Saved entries
● ● ● ● ● ● ●

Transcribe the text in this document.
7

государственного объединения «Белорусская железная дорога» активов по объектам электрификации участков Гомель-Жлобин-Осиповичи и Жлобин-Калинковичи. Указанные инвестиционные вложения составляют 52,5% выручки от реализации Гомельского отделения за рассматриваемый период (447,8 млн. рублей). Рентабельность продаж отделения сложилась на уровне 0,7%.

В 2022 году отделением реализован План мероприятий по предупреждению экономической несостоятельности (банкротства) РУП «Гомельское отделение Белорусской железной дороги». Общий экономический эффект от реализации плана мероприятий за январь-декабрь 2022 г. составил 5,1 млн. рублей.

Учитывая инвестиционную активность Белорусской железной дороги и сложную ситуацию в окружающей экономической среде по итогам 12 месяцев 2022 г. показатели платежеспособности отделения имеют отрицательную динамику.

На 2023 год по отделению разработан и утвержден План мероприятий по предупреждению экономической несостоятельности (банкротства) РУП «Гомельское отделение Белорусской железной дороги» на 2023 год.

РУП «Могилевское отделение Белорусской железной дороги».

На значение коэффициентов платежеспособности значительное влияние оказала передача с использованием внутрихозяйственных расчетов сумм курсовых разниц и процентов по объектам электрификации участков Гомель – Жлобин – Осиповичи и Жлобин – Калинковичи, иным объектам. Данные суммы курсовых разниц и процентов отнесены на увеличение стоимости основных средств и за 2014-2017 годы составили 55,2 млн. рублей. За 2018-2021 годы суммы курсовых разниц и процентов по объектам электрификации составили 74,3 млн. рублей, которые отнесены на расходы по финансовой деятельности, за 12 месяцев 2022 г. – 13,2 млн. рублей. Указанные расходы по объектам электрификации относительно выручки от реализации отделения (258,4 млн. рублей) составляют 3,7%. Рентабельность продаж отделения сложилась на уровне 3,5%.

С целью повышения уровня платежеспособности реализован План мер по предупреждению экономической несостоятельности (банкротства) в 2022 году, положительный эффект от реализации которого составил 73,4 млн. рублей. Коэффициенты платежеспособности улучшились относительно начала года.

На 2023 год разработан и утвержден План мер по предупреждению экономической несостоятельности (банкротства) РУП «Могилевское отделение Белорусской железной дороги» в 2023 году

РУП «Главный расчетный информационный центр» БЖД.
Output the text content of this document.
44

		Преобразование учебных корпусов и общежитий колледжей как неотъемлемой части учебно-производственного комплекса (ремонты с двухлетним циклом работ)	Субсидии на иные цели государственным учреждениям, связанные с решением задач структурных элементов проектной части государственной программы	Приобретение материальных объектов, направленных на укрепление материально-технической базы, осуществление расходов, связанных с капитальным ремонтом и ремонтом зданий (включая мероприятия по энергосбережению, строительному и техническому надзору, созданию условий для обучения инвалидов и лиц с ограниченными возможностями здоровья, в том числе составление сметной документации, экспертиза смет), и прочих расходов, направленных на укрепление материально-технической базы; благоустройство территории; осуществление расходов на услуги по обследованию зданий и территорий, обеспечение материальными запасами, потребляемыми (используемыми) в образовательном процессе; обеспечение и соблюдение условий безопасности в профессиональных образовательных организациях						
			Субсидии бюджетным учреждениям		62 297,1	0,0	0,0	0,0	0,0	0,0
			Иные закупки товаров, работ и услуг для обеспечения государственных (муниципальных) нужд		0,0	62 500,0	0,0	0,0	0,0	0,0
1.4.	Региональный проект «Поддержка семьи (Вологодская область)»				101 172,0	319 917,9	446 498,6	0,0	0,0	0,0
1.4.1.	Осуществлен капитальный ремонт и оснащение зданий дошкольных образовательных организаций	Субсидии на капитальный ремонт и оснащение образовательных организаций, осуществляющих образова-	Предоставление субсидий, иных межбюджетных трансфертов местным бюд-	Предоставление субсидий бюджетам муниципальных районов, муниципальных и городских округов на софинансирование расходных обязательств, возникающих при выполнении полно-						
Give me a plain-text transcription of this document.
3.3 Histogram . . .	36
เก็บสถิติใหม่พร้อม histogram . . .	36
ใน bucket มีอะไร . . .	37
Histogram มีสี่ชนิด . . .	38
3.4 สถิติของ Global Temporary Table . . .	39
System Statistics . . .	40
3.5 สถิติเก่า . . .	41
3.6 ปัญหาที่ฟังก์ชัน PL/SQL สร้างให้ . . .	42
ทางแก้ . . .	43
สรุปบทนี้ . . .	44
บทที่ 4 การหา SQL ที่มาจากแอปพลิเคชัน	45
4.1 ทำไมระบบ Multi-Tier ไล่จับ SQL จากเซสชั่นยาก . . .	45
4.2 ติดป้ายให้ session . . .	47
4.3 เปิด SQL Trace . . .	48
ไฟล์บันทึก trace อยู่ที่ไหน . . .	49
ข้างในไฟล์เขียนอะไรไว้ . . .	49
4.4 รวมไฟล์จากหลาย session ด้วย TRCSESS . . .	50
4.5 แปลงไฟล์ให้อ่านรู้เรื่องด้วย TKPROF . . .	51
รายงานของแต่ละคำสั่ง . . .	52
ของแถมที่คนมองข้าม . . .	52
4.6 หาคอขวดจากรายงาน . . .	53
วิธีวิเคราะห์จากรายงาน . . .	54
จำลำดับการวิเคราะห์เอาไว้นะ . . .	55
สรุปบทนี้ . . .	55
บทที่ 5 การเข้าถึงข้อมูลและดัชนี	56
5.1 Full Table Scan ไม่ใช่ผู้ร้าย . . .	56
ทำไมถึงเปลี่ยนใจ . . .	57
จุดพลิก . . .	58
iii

● ● ● ● ● ● ●

◆ **THE TASK**
Reproduce the complete data exactly as presented above.

◆ **EXPECTED ANSWER**
Transcribe the text in this document.
7

государственного объединения «Белорусская железная дорога» активов по объектам электрификации участков Гомель-Жлобин-Осиповичи и Жлобин-Калинковичи. Указанные инвестиционные вложения составляют 52,5% выручки от реализации Гомельского отделения за рассматриваемый период (447,8 млн. рублей). Рентабельность продаж отделения сложилась на уровне 0,7%.

В 2022 году отделением реализован План мероприятий по предупреждению экономической несостоятельности (банкротства) РУП «Гомельское отделение Белорусской железной дороги». Общий экономический эффект от реализации плана мероприятий за январь-декабрь 2022 г. составил 5,1 млн. рублей.

Учитывая инвестиционную активность Белорусской железной дороги и сложную ситуацию в окружающей экономической среде по итогам 12 месяцев 2022 г. показатели платежеспособности отделения имеют отрицательную динамику.

На 2023 год по отделению разработан и утвержден План мероприятий по предупреждению экономической несостоятельности (банкротства) РУП «Гомельское отделение Белорусской железной дороги» на 2023 год.

РУП «Могилевское отделение Белорусской железной дороги».

На значение коэффициентов платежеспособности значительное влияние оказала передача с использованием внутрихозяйственных расчетов сумм курсовых разниц и процентов по объектам электрификации участков Гомель – Жлобин – Осиповичи и Жлобин – Калинковичи, иным объектам. Данные суммы курсовых разниц и процентов отнесены на увеличение стоимости основных средств и за 2014-2017 годы составили 55,2 млн. рублей. За 2018-2021 годы суммы курсовых разниц и процентов по объектам электрификации составили 74,3 млн. рублей, которые отнесены на расходы по финансовой деятельности, за 12 месяцев 2022 г. – 13,2 млн. рублей. Указанные расходы по объектам электрификации относительно выручки от реализации отделения (258,4 млн. рублей) составляют 3,7%. Рентабельность продаж отделения сложилась на уровне 3,5%.

С целью повышения уровня платежеспособности реализован План мер по предупреждению экономической несостоятельности (банкротства) в 2022 году, положительный эффект от реализации которого составил 73,4 млн. рублей. Коэффициенты платежеспособности улучшились относительно начала года.

На 2023 год разработан и утвержден План мер по предупреждению экономической несостоятельности (банкротства) РУП «Могилевское отделение Белорусской железной дороги» в 2023 году

РУП «Главный расчетный информационный центр» БЖД.
Output the text content of this document.
44

		Преобразование учебных корпусов и общежитий колледжей как неотъемлемой части учебно-производственного комплекса (ремонты с двухлетним циклом работ)	Субсидии на иные цели государственным учреждениям, связанные с решением задач структурных элементов проектной части государственной программы	Приобретение материальных объектов, направленных на укрепление материально-технической базы, осуществление расходов, связанных с капитальным ремонтом и ремонтом зданий (включая мероприятия по энергосбережению, строительному и техническому надзору, созданию условий для обучения инвалидов и лиц с ограниченными возможностями здоровья, в том числе составление сметной документации, экспертиза смет), и прочих расходов, направленных на укрепление материально-технической базы; благоустройство территории; осуществление расходов на услуги по обследованию зданий и территорий, обеспечение материальными запасами, потребляемыми (используемыми) в образовательном процессе; обеспечение и соблюдение условий безопасности в профессиональных образовательных организациях						
			Субсидии бюджетным учреждениям		62 297,1	0,0	0,0	0,0	0,0	0,0
			Иные закупки товаров, работ и услуг для обеспечения государственных (муниципальных) нужд		0,0	62 500,0	0,0	0,0	0,0	0,0
1.4.	Региональный проект «Поддержка семьи (Вологодская область)»				101 172,0	319 917,9	446 498,6	0,0	0,0	0,0
1.4.1.	Осуществлен капитальный ремонт и оснащение зданий дошкольных образовательных организаций	Субсидии на капитальный ремонт и оснащение образовательных организаций, осуществляющих образова-	Предоставление субсидий, иных межбюджетных трансфертов местным бюд-	Предоставление субсидий бюджетам муниципальных районов, муниципальных и городских округов на софинансирование расходных обязательств, возникающих при выполнении полно-						
Give me a plain-text transcription of this document.
3.3 Histogram . . .	36
เก็บสถิติใหม่พร้อม histogram . . .	36
ใน bucket มีอะไร . . .	37
Histogram มีสี่ชนิด . . .	38
3.4 สถิติของ Global Temporary Table . . .	39
System Statistics . . .	40
3.5 สถิติเก่า . . .	41
3.6 ปัญหาที่ฟังก์ชัน PL/SQL สร้างให้ . . .	42
ทางแก้ . . .	43
สรุปบทนี้ . . .	44
บทที่ 4 การหา SQL ที่มาจากแอปพลิเคชัน	45
4.1 ทำไมระบบ Multi-Tier ไล่จับ SQL จากเซสชั่นยาก . . .	45
4.2 ติดป้ายให้ session . . .	47
4.3 เปิด SQL Trace . . .	48
ไฟล์บันทึก trace อยู่ที่ไหน . . .	49
ข้างในไฟล์เขียนอะไรไว้ . . .	49
4.4 รวมไฟล์จากหลาย session ด้วย TRCSESS . . .	50
4.5 แปลงไฟล์ให้อ่านรู้เรื่องด้วย TKPROF . . .	51
รายงานของแต่ละคำสั่ง . . .	52
ของแถมที่คนมองข้าม . . .	52
4.6 หาคอขวดจากรายงาน . . .	53
วิธีวิเคราะห์จากรายงาน . . .	54
จำลำดับการวิเคราะห์เอาไว้นะ . . .	55
สรุปบทนี้ . . .	55
บทที่ 5 การเข้าถึงข้อมูลและดัชนี	56
5.1 Full Table Scan ไม่ใช่ผู้ร้าย . . .	56
ทำไมถึงเปลี่ยนใจ . . .	57
จุดพลิก . . .	58
iii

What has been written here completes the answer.